---------- DATA EXTRACT ----------

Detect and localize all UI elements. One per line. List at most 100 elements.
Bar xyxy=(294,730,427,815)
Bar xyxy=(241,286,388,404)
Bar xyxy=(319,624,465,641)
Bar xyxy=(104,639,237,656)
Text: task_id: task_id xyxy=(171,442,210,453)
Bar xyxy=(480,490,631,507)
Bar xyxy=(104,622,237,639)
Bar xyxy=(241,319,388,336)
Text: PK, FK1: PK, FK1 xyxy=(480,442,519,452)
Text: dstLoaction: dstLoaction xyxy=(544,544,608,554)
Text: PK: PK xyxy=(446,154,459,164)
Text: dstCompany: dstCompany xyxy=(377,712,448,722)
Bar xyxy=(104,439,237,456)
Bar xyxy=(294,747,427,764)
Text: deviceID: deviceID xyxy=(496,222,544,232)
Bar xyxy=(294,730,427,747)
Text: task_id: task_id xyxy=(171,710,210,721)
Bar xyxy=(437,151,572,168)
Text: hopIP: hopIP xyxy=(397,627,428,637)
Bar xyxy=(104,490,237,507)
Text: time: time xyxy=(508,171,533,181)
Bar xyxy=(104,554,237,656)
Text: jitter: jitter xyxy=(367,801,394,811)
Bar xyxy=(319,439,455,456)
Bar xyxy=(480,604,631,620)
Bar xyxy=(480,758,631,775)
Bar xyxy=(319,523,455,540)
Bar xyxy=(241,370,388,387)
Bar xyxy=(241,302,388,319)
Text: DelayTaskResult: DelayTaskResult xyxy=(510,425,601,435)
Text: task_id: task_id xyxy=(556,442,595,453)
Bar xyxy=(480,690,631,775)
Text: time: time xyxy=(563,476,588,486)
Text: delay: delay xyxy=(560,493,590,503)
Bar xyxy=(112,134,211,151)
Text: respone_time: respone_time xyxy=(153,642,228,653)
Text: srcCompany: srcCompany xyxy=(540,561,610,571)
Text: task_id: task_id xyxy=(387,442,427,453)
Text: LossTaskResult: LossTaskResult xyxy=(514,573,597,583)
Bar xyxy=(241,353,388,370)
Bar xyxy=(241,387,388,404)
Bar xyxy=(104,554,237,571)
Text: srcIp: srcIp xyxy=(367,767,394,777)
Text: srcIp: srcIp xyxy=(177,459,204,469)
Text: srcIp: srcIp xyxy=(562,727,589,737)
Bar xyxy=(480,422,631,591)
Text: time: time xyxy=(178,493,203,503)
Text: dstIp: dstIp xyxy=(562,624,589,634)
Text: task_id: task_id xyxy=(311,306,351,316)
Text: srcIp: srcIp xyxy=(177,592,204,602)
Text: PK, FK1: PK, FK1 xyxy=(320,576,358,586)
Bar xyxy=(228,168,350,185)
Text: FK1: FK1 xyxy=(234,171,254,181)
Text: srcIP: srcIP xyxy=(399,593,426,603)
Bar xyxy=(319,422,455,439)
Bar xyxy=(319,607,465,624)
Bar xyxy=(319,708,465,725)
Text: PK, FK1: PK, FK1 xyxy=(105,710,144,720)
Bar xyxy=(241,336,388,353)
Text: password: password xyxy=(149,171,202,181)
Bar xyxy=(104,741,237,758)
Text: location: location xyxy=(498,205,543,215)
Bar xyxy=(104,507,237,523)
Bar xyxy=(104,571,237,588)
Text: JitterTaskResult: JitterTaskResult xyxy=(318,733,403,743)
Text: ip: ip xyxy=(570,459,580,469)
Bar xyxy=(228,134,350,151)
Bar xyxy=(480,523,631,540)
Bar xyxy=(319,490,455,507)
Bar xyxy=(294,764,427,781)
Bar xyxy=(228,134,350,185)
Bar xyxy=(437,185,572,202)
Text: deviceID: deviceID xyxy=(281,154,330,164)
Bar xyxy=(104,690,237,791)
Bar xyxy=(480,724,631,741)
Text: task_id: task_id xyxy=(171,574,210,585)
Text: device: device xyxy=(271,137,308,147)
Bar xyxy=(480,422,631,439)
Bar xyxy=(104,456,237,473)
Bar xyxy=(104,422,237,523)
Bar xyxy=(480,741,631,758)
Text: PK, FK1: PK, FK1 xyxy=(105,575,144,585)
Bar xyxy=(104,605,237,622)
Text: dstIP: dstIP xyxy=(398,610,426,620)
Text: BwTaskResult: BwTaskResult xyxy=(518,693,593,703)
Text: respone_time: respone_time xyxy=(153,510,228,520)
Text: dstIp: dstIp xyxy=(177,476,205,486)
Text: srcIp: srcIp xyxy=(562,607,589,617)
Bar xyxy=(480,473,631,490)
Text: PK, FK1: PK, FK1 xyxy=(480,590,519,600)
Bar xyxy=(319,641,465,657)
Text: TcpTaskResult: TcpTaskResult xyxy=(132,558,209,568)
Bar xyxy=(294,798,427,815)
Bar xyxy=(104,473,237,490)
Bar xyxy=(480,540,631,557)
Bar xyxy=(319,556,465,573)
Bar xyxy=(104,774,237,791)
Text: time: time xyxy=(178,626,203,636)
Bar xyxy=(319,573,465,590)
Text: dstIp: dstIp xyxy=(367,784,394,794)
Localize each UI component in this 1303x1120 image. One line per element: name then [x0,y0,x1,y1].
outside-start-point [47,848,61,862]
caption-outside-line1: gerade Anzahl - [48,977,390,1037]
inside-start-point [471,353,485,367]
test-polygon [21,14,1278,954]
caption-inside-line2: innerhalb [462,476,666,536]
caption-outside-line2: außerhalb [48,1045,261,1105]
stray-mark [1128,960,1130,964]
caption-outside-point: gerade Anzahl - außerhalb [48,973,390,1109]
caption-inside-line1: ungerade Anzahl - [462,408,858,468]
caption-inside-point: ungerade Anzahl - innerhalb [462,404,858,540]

----------

- **WHAT YOU SHOULD DO**: Could you render all of the material above as a numbered list, one item per line, with any blank lines left out?

- **FINISHED EXERCISE**:
1. Detect and localize all UI elements. One per line. List at most 100 elements.
2. Bar xyxy=(294,730,427,815)
3. Bar xyxy=(241,286,388,404)
4. Bar xyxy=(319,624,465,641)
5. Bar xyxy=(104,639,237,656)
6. Text: task_id: task_id xyxy=(171,442,210,453)
7. Bar xyxy=(480,490,631,507)
8. Bar xyxy=(104,622,237,639)
9. Bar xyxy=(241,319,388,336)
10. Text: PK, FK1: PK, FK1 xyxy=(480,442,519,452)
11. Text: dstLoaction: dstLoaction xyxy=(544,544,608,554)
12. Text: PK: PK xyxy=(446,154,459,164)
13. Text: dstCompany: dstCompany xyxy=(377,712,448,722)
14. Bar xyxy=(104,439,237,456)
15. Bar xyxy=(294,747,427,764)
16. Text: deviceID: deviceID xyxy=(496,222,544,232)
17. Bar xyxy=(294,730,427,747)
18. Text: task_id: task_id xyxy=(171,710,210,721)
19. Bar xyxy=(437,151,572,168)
20. Text: hopIP: hopIP xyxy=(397,627,428,637)
21. Bar xyxy=(104,490,237,507)
22. Text: time: time xyxy=(508,171,533,181)
23. Bar xyxy=(104,554,237,656)
24. Text: jitter: jitter xyxy=(367,801,394,811)
25. Bar xyxy=(319,439,455,456)
26. Bar xyxy=(480,604,631,620)
27. Bar xyxy=(480,758,631,775)
28. Bar xyxy=(319,523,455,540)
29. Bar xyxy=(241,370,388,387)
30. Bar xyxy=(241,302,388,319)
31. Text: DelayTaskResult: DelayTaskResult xyxy=(510,425,601,435)
32. Text: task_id: task_id xyxy=(556,442,595,453)
33. Bar xyxy=(480,690,631,775)
34. Text: time: time xyxy=(563,476,588,486)
35. Text: delay: delay xyxy=(560,493,590,503)
36. Bar xyxy=(112,134,211,151)
37. Text: respone_time: respone_time xyxy=(153,642,228,653)
38. Text: srcCompany: srcCompany xyxy=(540,561,610,571)
39. Text: task_id: task_id xyxy=(387,442,427,453)
40. Text: LossTaskResult: LossTaskResult xyxy=(514,573,597,583)
41. Bar xyxy=(241,353,388,370)
42. Bar xyxy=(241,387,388,404)
43. Bar xyxy=(104,554,237,571)
44. Text: srcIp: srcIp xyxy=(367,767,394,777)
45. Text: srcIp: srcIp xyxy=(177,459,204,469)
46. Text: srcIp: srcIp xyxy=(562,727,589,737)
47. Bar xyxy=(480,422,631,591)
48. Text: time: time xyxy=(178,493,203,503)
49. Text: dstIp: dstIp xyxy=(562,624,589,634)
50. Text: task_id: task_id xyxy=(311,306,351,316)
51. Text: srcIp: srcIp xyxy=(177,592,204,602)
52. Text: PK, FK1: PK, FK1 xyxy=(320,576,358,586)
53. Bar xyxy=(228,168,350,185)
54. Text: FK1: FK1 xyxy=(234,171,254,181)
55. Text: srcIP: srcIP xyxy=(399,593,426,603)
56. Bar xyxy=(319,422,455,439)
57. Bar xyxy=(319,607,465,624)
58. Bar xyxy=(319,708,465,725)
59. Text: PK, FK1: PK, FK1 xyxy=(105,710,144,720)
60. Bar xyxy=(241,336,388,353)
61. Text: password: password xyxy=(149,171,202,181)
62. Bar xyxy=(104,741,237,758)
63. Text: location: location xyxy=(498,205,543,215)
64. Bar xyxy=(104,507,237,523)
65. Bar xyxy=(104,571,237,588)
66. Text: JitterTaskResult: JitterTaskResult xyxy=(318,733,403,743)
67. Text: ip: ip xyxy=(570,459,580,469)
68. Bar xyxy=(228,134,350,151)
69. Bar xyxy=(480,523,631,540)
70. Bar xyxy=(319,490,455,507)
71. Bar xyxy=(294,764,427,781)
72. Bar xyxy=(228,134,350,185)
73. Bar xyxy=(437,185,572,202)
74. Text: deviceID: deviceID xyxy=(281,154,330,164)
75. Bar xyxy=(104,690,237,791)
76. Bar xyxy=(480,724,631,741)
77. Text: task_id: task_id xyxy=(171,574,210,585)
78. Text: device: device xyxy=(271,137,308,147)
79. Bar xyxy=(480,422,631,439)
80. Bar xyxy=(104,456,237,473)
81. Bar xyxy=(104,422,237,523)
82. Bar xyxy=(480,741,631,758)
83. Text: PK, FK1: PK, FK1 xyxy=(105,575,144,585)
84. Bar xyxy=(104,605,237,622)
85. Text: dstIP: dstIP xyxy=(398,610,426,620)
86. Text: BwTaskResult: BwTaskResult xyxy=(518,693,593,703)
87. Text: respone_time: respone_time xyxy=(153,510,228,520)
88. Text: dstIp: dstIp xyxy=(177,476,205,486)
89. Text: srcIp: srcIp xyxy=(562,607,589,617)
90. Bar xyxy=(480,473,631,490)
91. Text: PK, FK1: PK, FK1 xyxy=(480,590,519,600)
92. Bar xyxy=(319,641,465,657)
93. Text: TcpTaskResult: TcpTaskResult xyxy=(132,558,209,568)
94. Bar xyxy=(294,798,427,815)
95. Bar xyxy=(104,473,237,490)
96. Bar xyxy=(480,540,631,557)
97. Bar xyxy=(319,556,465,573)
98. Bar xyxy=(104,774,237,791)
99. Text: time: time xyxy=(178,626,203,636)
100. Bar xyxy=(319,573,465,590)
101. Text: dstIp: dstIp xyxy=(367,784,394,794)
102. Localize each UI component in this 1303x1120 image. One line per element: name then [x0,y0,x1,y1].
103. outside-start-point [47,848,61,862]
104. caption-outside-line1: gerade Anzahl - [48,977,390,1037]
105. inside-start-point [471,353,485,367]
106. test-polygon [21,14,1278,954]
107. caption-inside-line2: innerhalb [462,476,666,536]
108. caption-outside-line2: außerhalb [48,1045,261,1105]
109. stray-mark [1128,960,1130,964]
110. caption-outside-point: gerade Anzahl - außerhalb [48,973,390,1109]
111. caption-inside-line1: ungerade Anzahl - [462,408,858,468]
112. caption-inside-point: ungerade Anzahl - innerhalb [462,404,858,540]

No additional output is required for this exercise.